• _RECORDS FOR THIS EXERCISE_:
______________________________
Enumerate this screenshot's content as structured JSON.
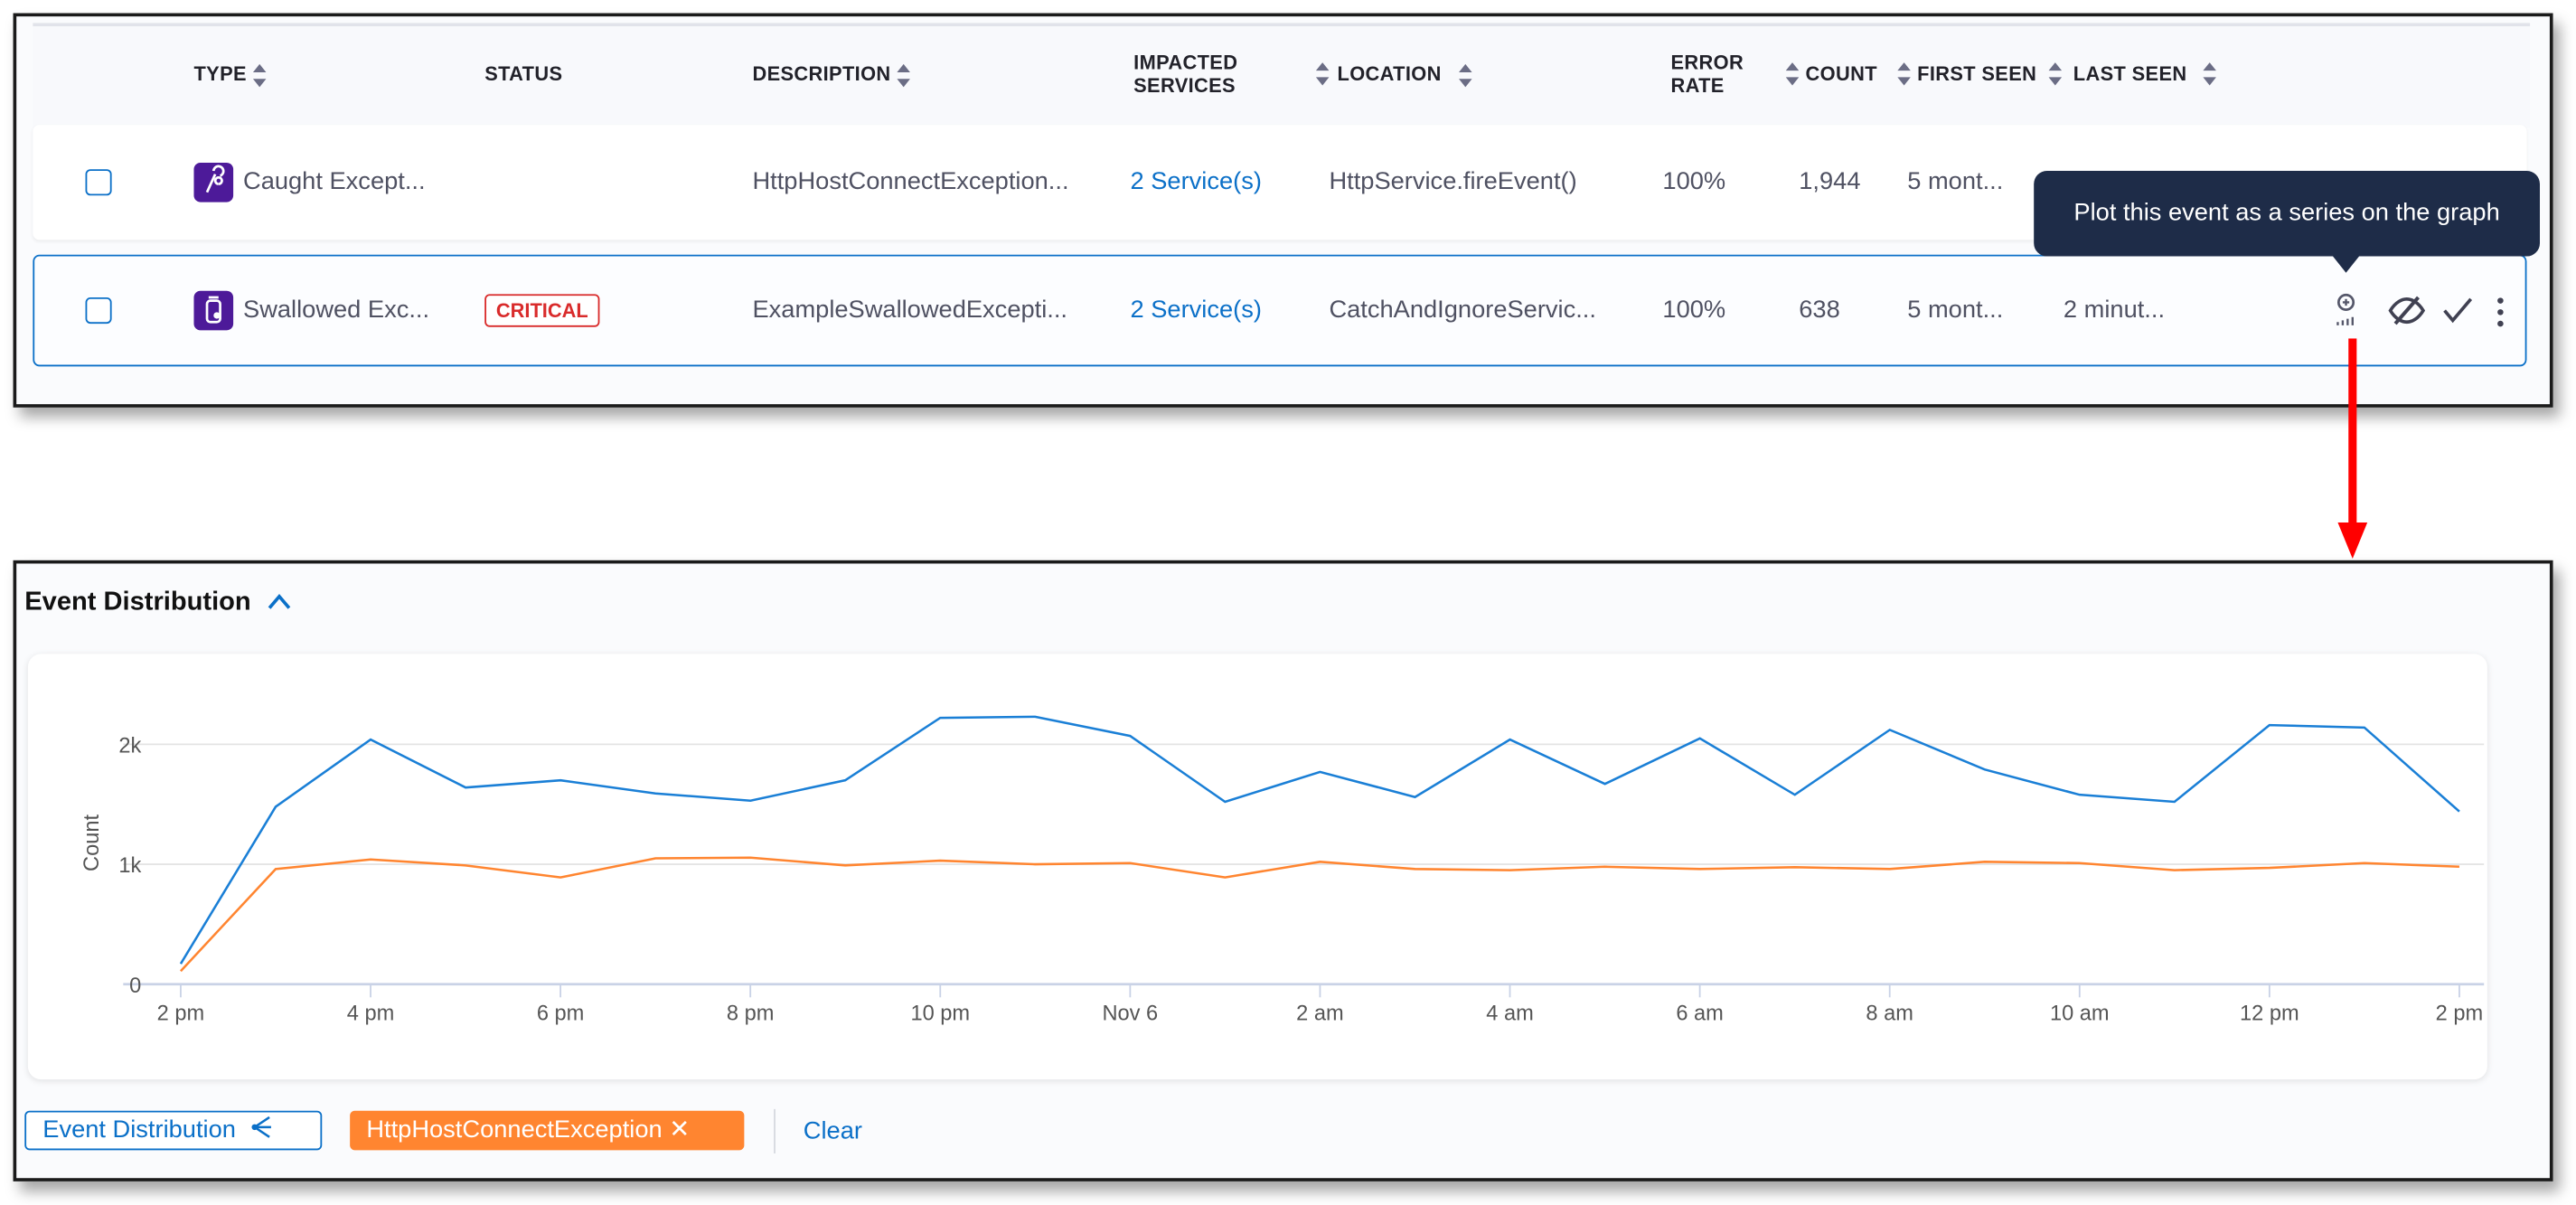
{
  "table": {
    "columns": [
      {
        "label": "TYPE",
        "sortable": true
      },
      {
        "label": "STATUS",
        "sortable": false
      },
      {
        "label": "DESCRIPTION",
        "sortable": true
      },
      {
        "label": "IMPACTED SERVICES",
        "sortable": true
      },
      {
        "label": "LOCATION",
        "sortable": true
      },
      {
        "label": "ERROR RATE",
        "sortable": true
      },
      {
        "label": "COUNT",
        "sortable": true
      },
      {
        "label": "FIRST SEEN",
        "sortable": true
      },
      {
        "label": "LAST SEEN",
        "sortable": true
      }
    ],
    "rows": [
      {
        "type": "Caught Except...",
        "type_icon": "caught-exception-icon",
        "status": "",
        "description": "HttpHostConnectException...",
        "impacted": "2 Service(s)",
        "location": "HttpService.fireEvent()",
        "error_rate": "100%",
        "count": "1,944",
        "first_seen": "5 mont...",
        "last_seen": ""
      },
      {
        "type": "Swallowed Exc...",
        "type_icon": "swallowed-exception-icon",
        "status": "CRITICAL",
        "description": "ExampleSwallowedExcepti...",
        "impacted": "2 Service(s)",
        "location": "CatchAndIgnoreServic...",
        "error_rate": "100%",
        "count": "638",
        "first_seen": "5 mont...",
        "last_seen": "2 minut...",
        "selected": true
      }
    ]
  },
  "tooltip": {
    "text": "Plot this event as a series on the graph"
  },
  "distribution": {
    "title": "Event Distribution",
    "chips": {
      "series_button": "Event Distribution",
      "event_chip": "HttpHostConnectException",
      "clear": "Clear"
    }
  },
  "colors": {
    "accent": "#0b70c8",
    "critical": "#d92b2b",
    "orange": "#ff8530",
    "blue_series": "#1a7fd6",
    "tooltip_bg": "#1e2c48",
    "type_icon_bg": "#4d1a99"
  },
  "chart_data": {
    "type": "line",
    "ylabel": "Count",
    "xlabel": "",
    "ylim": [
      0,
      2400
    ],
    "y_ticks": [
      "0",
      "1k",
      "2k"
    ],
    "y_tick_values": [
      0,
      1000,
      2000
    ],
    "x_tick_labels": [
      "2 pm",
      "4 pm",
      "6 pm",
      "8 pm",
      "10 pm",
      "Nov 6",
      "2 am",
      "4 am",
      "6 am",
      "8 am",
      "10 am",
      "12 pm",
      "2 pm"
    ],
    "x": [
      "2 pm",
      "3 pm",
      "4 pm",
      "5 pm",
      "6 pm",
      "7 pm",
      "8 pm",
      "9 pm",
      "10 pm",
      "11 pm",
      "Nov 6",
      "1 am",
      "2 am",
      "3 am",
      "4 am",
      "5 am",
      "6 am",
      "7 am",
      "8 am",
      "9 am",
      "10 am",
      "11 am",
      "12 pm",
      "1 pm",
      "2 pm"
    ],
    "grid": true,
    "series": [
      {
        "name": "Event Distribution",
        "color": "#1a7fd6",
        "values": [
          170,
          1480,
          2040,
          1640,
          1700,
          1590,
          1530,
          1700,
          2220,
          2230,
          2070,
          1520,
          1770,
          1560,
          2040,
          1670,
          2050,
          1580,
          2120,
          1790,
          1580,
          1520,
          2160,
          2140,
          1440
        ]
      },
      {
        "name": "HttpHostConnectException",
        "color": "#ff8530",
        "values": [
          110,
          960,
          1040,
          990,
          890,
          1050,
          1055,
          990,
          1030,
          1000,
          1010,
          890,
          1020,
          960,
          950,
          980,
          960,
          975,
          960,
          1020,
          1010,
          950,
          970,
          1010,
          980
        ]
      }
    ]
  }
}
______________________________
• _JOB_: Copy out the data above exactly, except the pictures.

• _WORKED SOLUTION_:
Enumerate this screenshot's content as structured JSON.
{
  "table": {
    "columns": [
      {
        "label": "TYPE",
        "sortable": true
      },
      {
        "label": "STATUS",
        "sortable": false
      },
      {
        "label": "DESCRIPTION",
        "sortable": true
      },
      {
        "label": "IMPACTED SERVICES",
        "sortable": true
      },
      {
        "label": "LOCATION",
        "sortable": true
      },
      {
        "label": "ERROR RATE",
        "sortable": true
      },
      {
        "label": "COUNT",
        "sortable": true
      },
      {
        "label": "FIRST SEEN",
        "sortable": true
      },
      {
        "label": "LAST SEEN",
        "sortable": true
      }
    ],
    "rows": [
      {
        "type": "Caught Except...",
        "type_icon": "caught-exception-icon",
        "status": "",
        "description": "HttpHostConnectException...",
        "impacted": "2 Service(s)",
        "location": "HttpService.fireEvent()",
        "error_rate": "100%",
        "count": "1,944",
        "first_seen": "5 mont...",
        "last_seen": ""
      },
      {
        "type": "Swallowed Exc...",
        "type_icon": "swallowed-exception-icon",
        "status": "CRITICAL",
        "description": "ExampleSwallowedExcepti...",
        "impacted": "2 Service(s)",
        "location": "CatchAndIgnoreServic...",
        "error_rate": "100%",
        "count": "638",
        "first_seen": "5 mont...",
        "last_seen": "2 minut...",
        "selected": true
      }
    ]
  },
  "tooltip": {
    "text": "Plot this event as a series on the graph"
  },
  "distribution": {
    "title": "Event Distribution",
    "chips": {
      "series_button": "Event Distribution",
      "event_chip": "HttpHostConnectException",
      "clear": "Clear"
    }
  },
  "colors": {
    "accent": "#0b70c8",
    "critical": "#d92b2b",
    "orange": "#ff8530",
    "blue_series": "#1a7fd6",
    "tooltip_bg": "#1e2c48",
    "type_icon_bg": "#4d1a99"
  },
  "chart_data": {
    "type": "line",
    "ylabel": "Count",
    "xlabel": "",
    "ylim": [
      0,
      2400
    ],
    "y_ticks": [
      "0",
      "1k",
      "2k"
    ],
    "y_tick_values": [
      0,
      1000,
      2000
    ],
    "x_tick_labels": [
      "2 pm",
      "4 pm",
      "6 pm",
      "8 pm",
      "10 pm",
      "Nov 6",
      "2 am",
      "4 am",
      "6 am",
      "8 am",
      "10 am",
      "12 pm",
      "2 pm"
    ],
    "x": [
      "2 pm",
      "3 pm",
      "4 pm",
      "5 pm",
      "6 pm",
      "7 pm",
      "8 pm",
      "9 pm",
      "10 pm",
      "11 pm",
      "Nov 6",
      "1 am",
      "2 am",
      "3 am",
      "4 am",
      "5 am",
      "6 am",
      "7 am",
      "8 am",
      "9 am",
      "10 am",
      "11 am",
      "12 pm",
      "1 pm",
      "2 pm"
    ],
    "grid": true,
    "series": [
      {
        "name": "Event Distribution",
        "color": "#1a7fd6",
        "values": [
          170,
          1480,
          2040,
          1640,
          1700,
          1590,
          1530,
          1700,
          2220,
          2230,
          2070,
          1520,
          1770,
          1560,
          2040,
          1670,
          2050,
          1580,
          2120,
          1790,
          1580,
          1520,
          2160,
          2140,
          1440
        ]
      },
      {
        "name": "HttpHostConnectException",
        "color": "#ff8530",
        "values": [
          110,
          960,
          1040,
          990,
          890,
          1050,
          1055,
          990,
          1030,
          1000,
          1010,
          890,
          1020,
          960,
          950,
          980,
          960,
          975,
          960,
          1020,
          1010,
          950,
          970,
          1010,
          980
        ]
      }
    ]
  }
}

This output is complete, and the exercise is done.